(GIVEN EXERCISE)
Find the lines containing the word "zuletzt" and copy every one of them.

>> BEGIN INFORMATION SUPPLIED

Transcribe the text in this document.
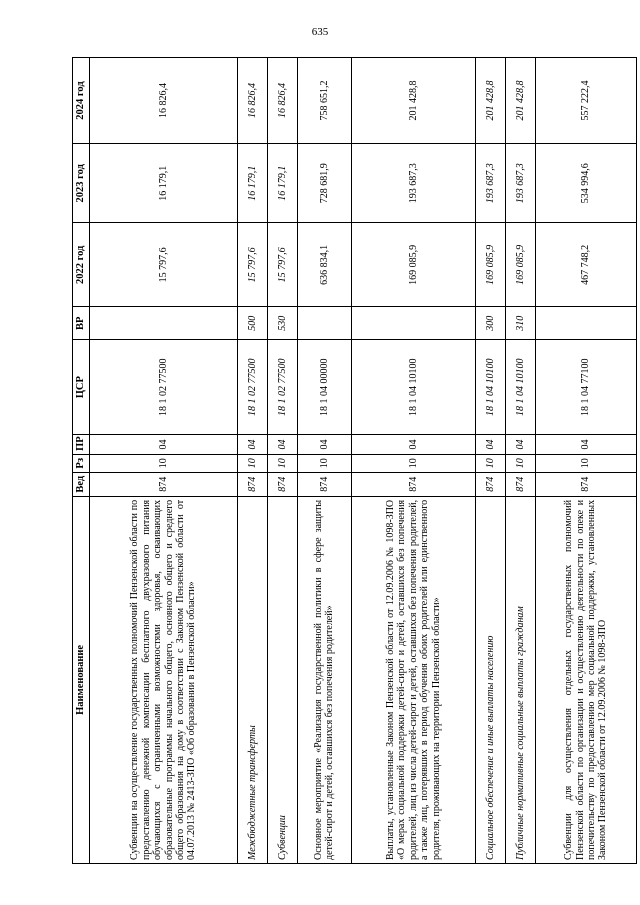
635
Наименование	Вед	Рз	ПР	ЦСР	ВР	2022 год	2023 год	2024 год
Субвенции на осуществление государственных полномочий Пензенской области по предоставлению денежной компенсации бесплатного двухразового питания обучающихся с ограниченными возможностями здоровья, осваивающих образовательные программы начального общего, основного общего и среднего общего образования на дому в соответствии с Законом Пензенской области от 04.07.2013 № 2413-ЗПО «Об образовании в Пензенской области»	874	10	04	18 1 02 77500		15 797,6	16 179,1	16 826,4
Межбюджетные трансферты	874	10	04	18 1 02 77500	500	15 797,6	16 179,1	16 826,4
Субвенции	874	10	04	18 1 02 77500	530	15 797,6	16 179,1	16 826,4
Основное мероприятие «Реализация государственной политики в сфере защиты детей-сирот и детей, оставшихся без попечения родителей»	874	10	04	18 1 04 00000		636 834,1	728 681,9	758 651,2
Выплаты, установленные Законом Пензенской области от 12.09.2006 № 1098-ЗПО «О мерах социальной поддержки детей-сирот и детей, оставшихся без попечения родителей, лиц из числа детей-сирот и детей, оставшихся без попечения родителей, а также лиц, потерявших в период обучения обоих родителей или единственного родителя, проживающих на территории Пензенской области»	874	10	04	18 1 04 10100		169 085,9	193 687,3	201 428,8
Социальное обеспечение и иные выплаты населению	874	10	04	18 1 04 10100	300	169 085,9	193 687,3	201 428,8
Публичные нормативные социальные выплаты гражданам	874	10	04	18 1 04 10100	310	169 085,9	193 687,3	201 428,8
Субвенции для осуществления отдельных государственных полномочий Пензенской области по организации и осуществлению деятельности по опеке и попечительству по предоставлению мер социальной поддержки, установленных Законом Пензенской области от 12.09.2006 № 1098-ЗПО	874	10	04	18 1 04 77100		467 748,2	534 994,6	557 222,4
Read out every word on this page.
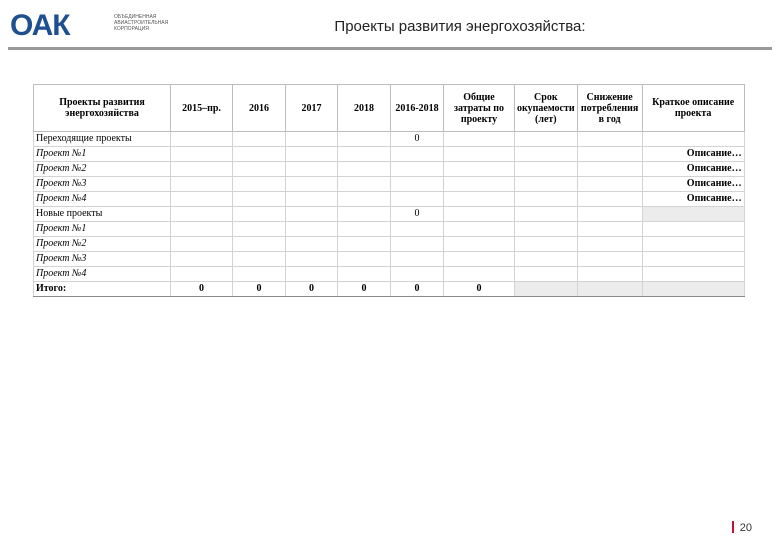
ОАК	ОБЪЕДИНЕННАЯ АВИАСТРОИТЕЛЬНАЯ КОРПОРАЦИЯ	Проекты развития энергохозяйства:
Проекты развития энергохозяйства	2015–пр.	2016	2017	2018	2016-2018	Общие затраты по проекту	Срок окупаемости (лет)	Снижение потребления в год	Краткое описание проекта
Переходящие проекты					0				
Проект №1									Описание…
Проект №2									Описание…
Проект №3									Описание…
Проект №4									Описание…
Новые проекты					0				
Проект №1									
Проект №2									
Проект №3									
Проект №4									
Итого:	0	0	0	0	0	0			
20
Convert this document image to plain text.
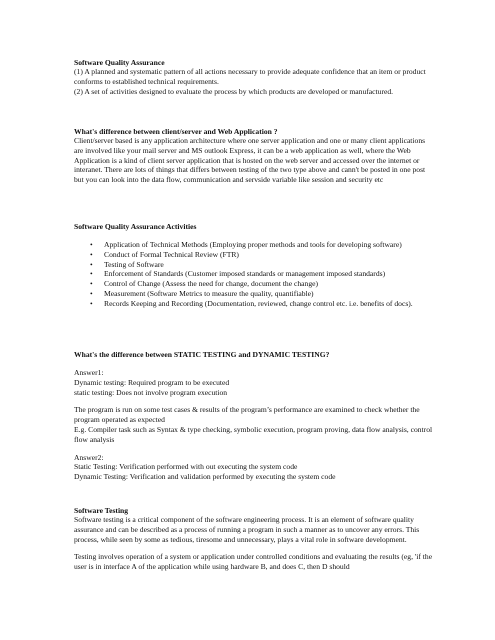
Software Quality Assurance

(1) A planned and systematic pattern of all actions necessary to provide adequate confidence that an item or product conforms to established technical requirements.

(2) A set of activities designed to evaluate the process by which products are developed or manufactured.

What's difference between client/server and Web Application ?

Client/server based is any application architecture where one server application and one or many client applications are involved like your mail server and MS outlook Express, it can be a web application as well, where the Web Application is a kind of client server application that is hosted on the web server and accessed over the internet or interanet. There are lots of things that differs between testing of the two type above and cann't be posted in one post but you can look into the data flow, communication and servside variable like session and security etc

Software Quality Assurance Activities

• Application of Technical Methods (Employing proper methods and tools for developing software)
• Conduct of Formal Technical Review (FTR)
• Testing of Software
• Enforcement of Standards (Customer imposed standards or management imposed standards)
• Control of Change (Assess the need for change, document the change)
• Measurement (Software Metrics to measure the quality, quantifiable)
• Records Keeping and Recording (Documentation, reviewed, change control etc. i.e. benefits of docs).

What's the difference between STATIC TESTING and DYNAMIC TESTING?

Answer1:

Dynamic testing: Required program to be executed

static testing: Does not involve program execution

The program is run on some test cases & results of the program’s performance are examined to check whether the program operated as expected

E.g. Compiler task such as Syntax & type checking, symbolic execution, program proving, data flow analysis, control flow analysis

Answer2:

Static Testing: Verification performed with out executing the system code

Dynamic Testing: Verification and validation performed by executing the system code

Software Testing

Software testing is a critical component of the software engineering process. It is an element of software quality assurance and can be described as a process of running a program in such a manner as to uncover any errors. This process, while seen by some as tedious, tiresome and unnecessary, plays a vital role in software development.

Testing involves operation of a system or application under controlled conditions and evaluating the results (eg, 'if the user is in interface A of the application while using hardware B, and does C, then D should
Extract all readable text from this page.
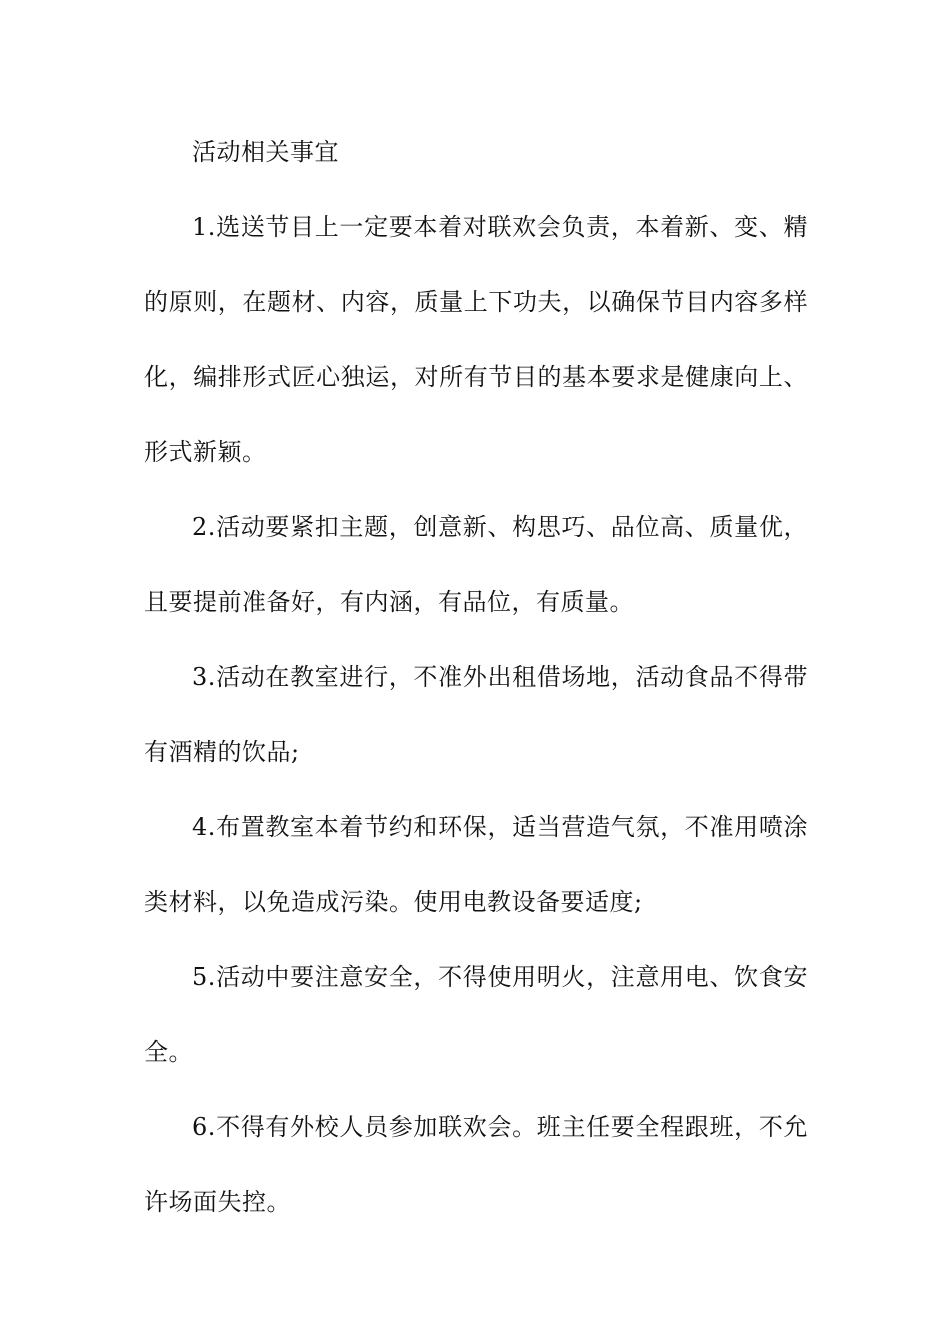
活动相关事宜

1.选送节目上一定要本着对联欢会负责，本着新、变、精的原则，在题材、内容，质量上下功夫，以确保节目内容多样化，编排形式匠心独运，对所有节目的基本要求是健康向上、形式新颖。

2.活动要紧扣主题，创意新、构思巧、品位高、质量优，且要提前准备好，有内涵，有品位，有质量。

3.活动在教室进行，不准外出租借场地，活动食品不得带有酒精的饮品;

4.布置教室本着节约和环保，适当营造气氛，不准用喷涂类材料，以免造成污染。使用电教设备要适度;

5.活动中要注意安全，不得使用明火，注意用电、饮食安全。

6.不得有外校人员参加联欢会。班主任要全程跟班，不允许场面失控。
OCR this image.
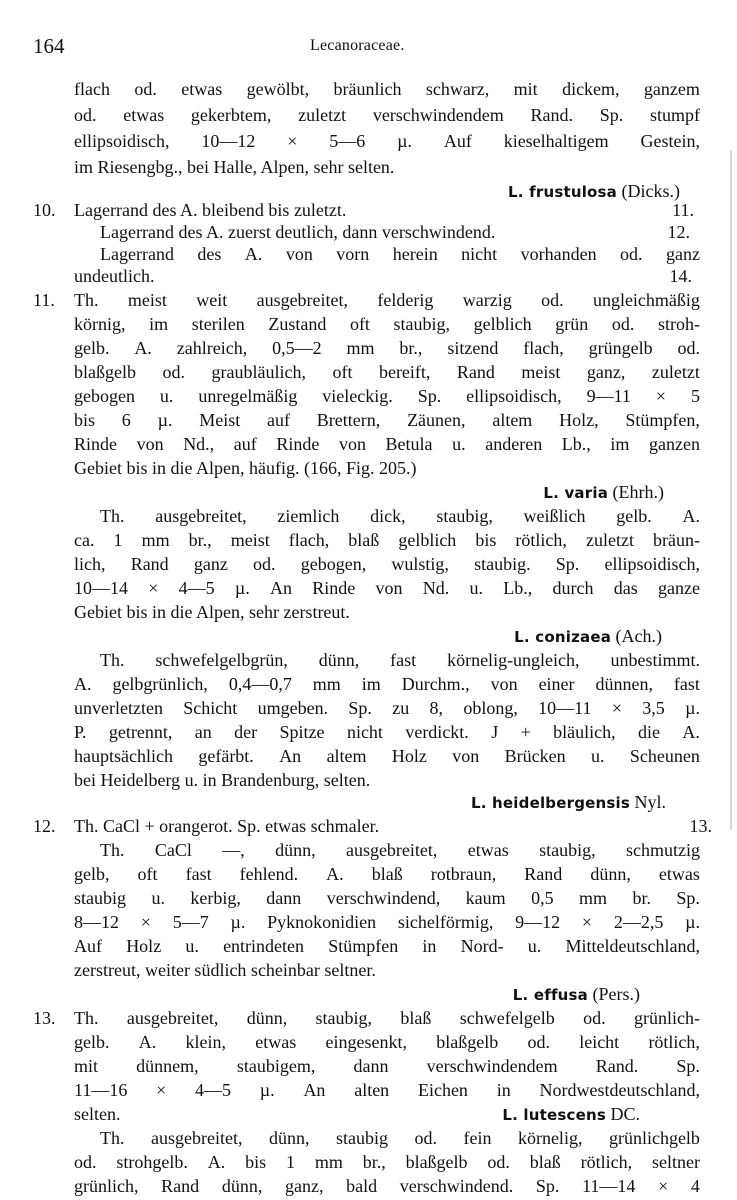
164	Lecanoraceae.
flach od. etwas gewölbt, bräunlich schwarz, mit dickem, ganzem
od. etwas gekerbtem, zuletzt verschwindendem Rand. Sp. stumpf
ellipsoidisch, 10—12 × 5—6 µ. Auf kieselhaltigem Gestein,
im Riesengbg., bei Halle, Alpen, sehr selten.
L. frustulosa (Dicks.)
10. Lagerrand des A. bleibend bis zuletzt.	11.
Lagerrand des A. zuerst deutlich, dann verschwindend.	12.
Lagerrand des A. von vorn herein nicht vorhanden od. ganz
undeutlich.	14.
11. Th. meist weit ausgebreitet, felderig warzig od. ungleichmäßig
körnig, im sterilen Zustand oft staubig, gelblich grün od. stroh-
gelb. A. zahlreich, 0,5—2 mm br., sitzend flach, grüngelb od.
blaßgelb od. graubläulich, oft bereift, Rand meist ganz, zuletzt
gebogen u. unregelmäßig vieleckig. Sp. ellipsoidisch, 9—11 × 5
bis 6 µ. Meist auf Brettern, Zäunen, altem Holz, Stümpfen,
Rinde von Nd., auf Rinde von Betula u. anderen Lb., im ganzen
Gebiet bis in die Alpen, häufig. (166, Fig. 205.)
L. varia (Ehrh.)
Th. ausgebreitet, ziemlich dick, staubig, weißlich gelb. A.
ca. 1 mm br., meist flach, blaß gelblich bis rötlich, zuletzt bräun-
lich, Rand ganz od. gebogen, wulstig, staubig. Sp. ellipsoidisch,
10—14 × 4—5 µ. An Rinde von Nd. u. Lb., durch das ganze
Gebiet bis in die Alpen, sehr zerstreut.
L. conizaea (Ach.)
Th. schwefelgelbgrün, dünn, fast körnelig-ungleich, unbestimmt.
A. gelbgrünlich, 0,4—0,7 mm im Durchm., von einer dünnen, fast
unverletzten Schicht umgeben. Sp. zu 8, oblong, 10—11 × 3,5 µ.
P. getrennt, an der Spitze nicht verdickt. J + bläulich, die A.
hauptsächlich gefärbt. An altem Holz von Brücken u. Scheunen
bei Heidelberg u. in Brandenburg, selten.
L. heidelbergensis Nyl.
12. Th. CaCl + orangerot. Sp. etwas schmaler.	13.
Th. CaCl —, dünn, ausgebreitet, etwas staubig, schmutzig
gelb, oft fast fehlend. A. blaß rotbraun, Rand dünn, etwas
staubig u. kerbig, dann verschwindend, kaum 0,5 mm br. Sp.
8—12 × 5—7 µ. Pyknokonidien sichelförmig, 9—12 × 2—2,5 µ.
Auf Holz u. entrindeten Stümpfen in Nord- u. Mitteldeutschland,
zerstreut, weiter südlich scheinbar seltner.
L. effusa (Pers.)
13. Th. ausgebreitet, dünn, staubig, blaß schwefelgelb od. grünlich-
gelb. A. klein, etwas eingesenkt, blaßgelb od. leicht rötlich,
mit dünnem, staubigem, dann verschwindendem Rand. Sp.
11—16 × 4—5 µ. An alten Eichen in Nordwestdeutschland,
selten.	L. lutescens DC.
Th. ausgebreitet, dünn, staubig od. fein körnelig, grünlichgelb
od. strohgelb. A. bis 1 mm br., blaßgelb od. blaß rötlich, seltner
grünlich, Rand dünn, ganz, bald verschwindend. Sp. 11—14 × 4
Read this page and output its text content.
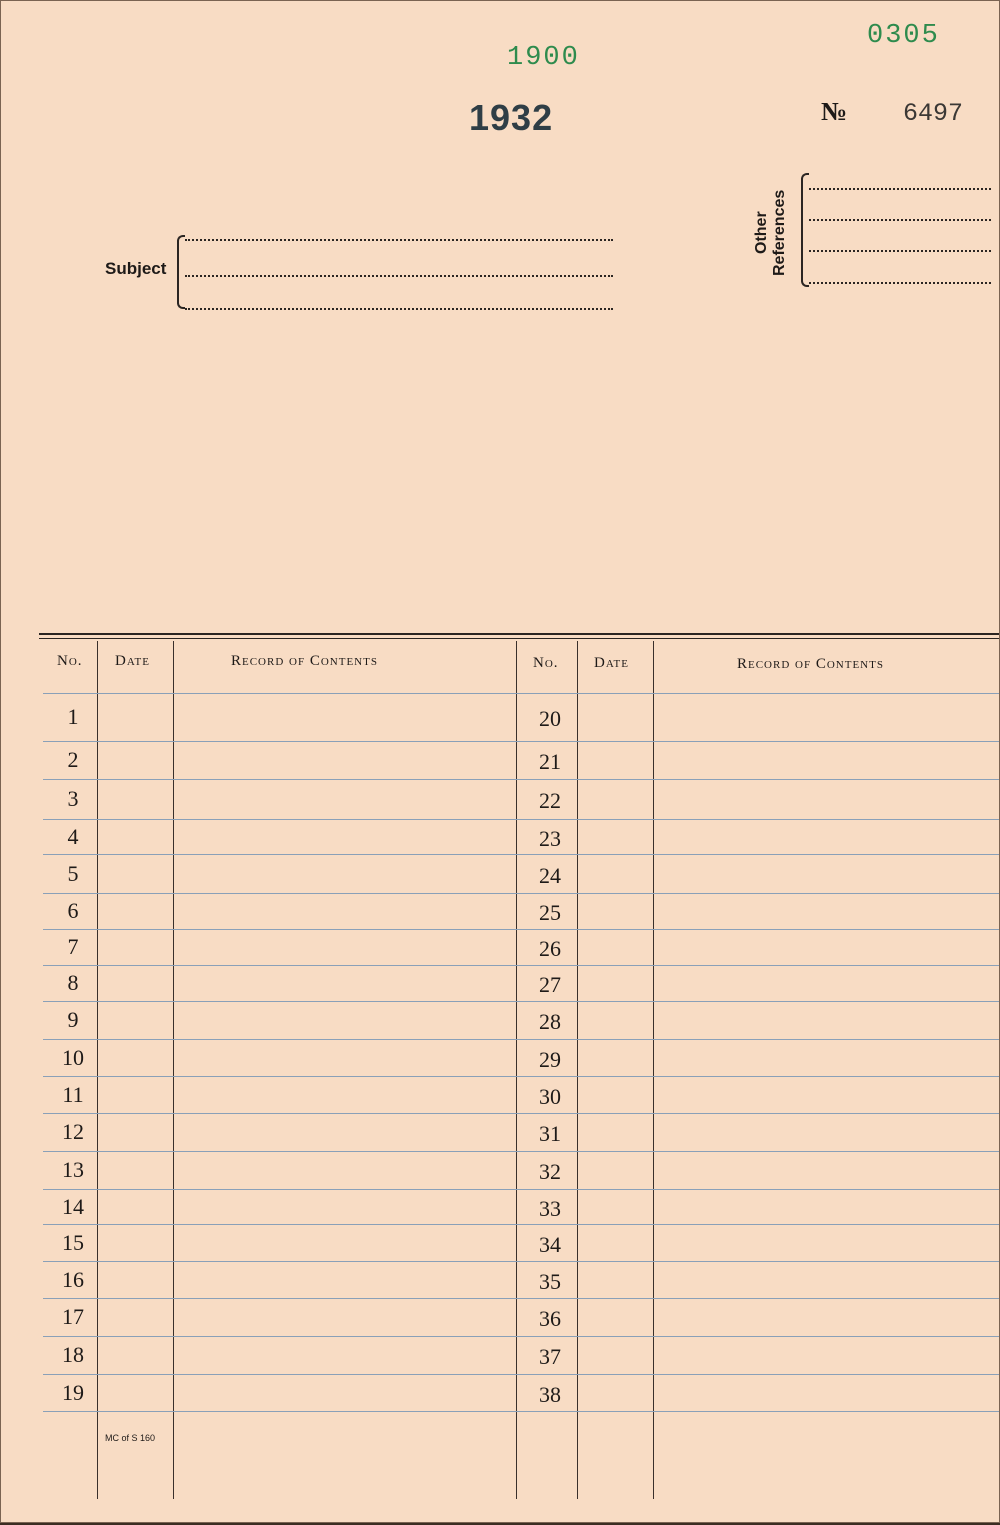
0305
1900
1932	№ 6497
Subject
Other References
No. Date	Record of Contents	No. Date	Record of Contents
MC of S 160
1	20
2	21
3	22
4	23
5	24
6	25
7	26
8	27
9	28
10	29
11	30
12	31
13	32
14	33
15	34
16	35
17	36
18	37
19	38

>> END INFORMATION SUPPLIED

(WORKED SOLUTION)
od. etwas gekerbtem, zuletzt verschwindendem Rand. Sp. stumpf
10. Lagerrand des A. bleibend bis zuletzt.	11.
blaßgelb od. graubläulich, oft bereift, Rand meist ganz, zuletzt
ca. 1 mm br., meist flach, blaß gelblich bis rötlich, zuletzt bräun-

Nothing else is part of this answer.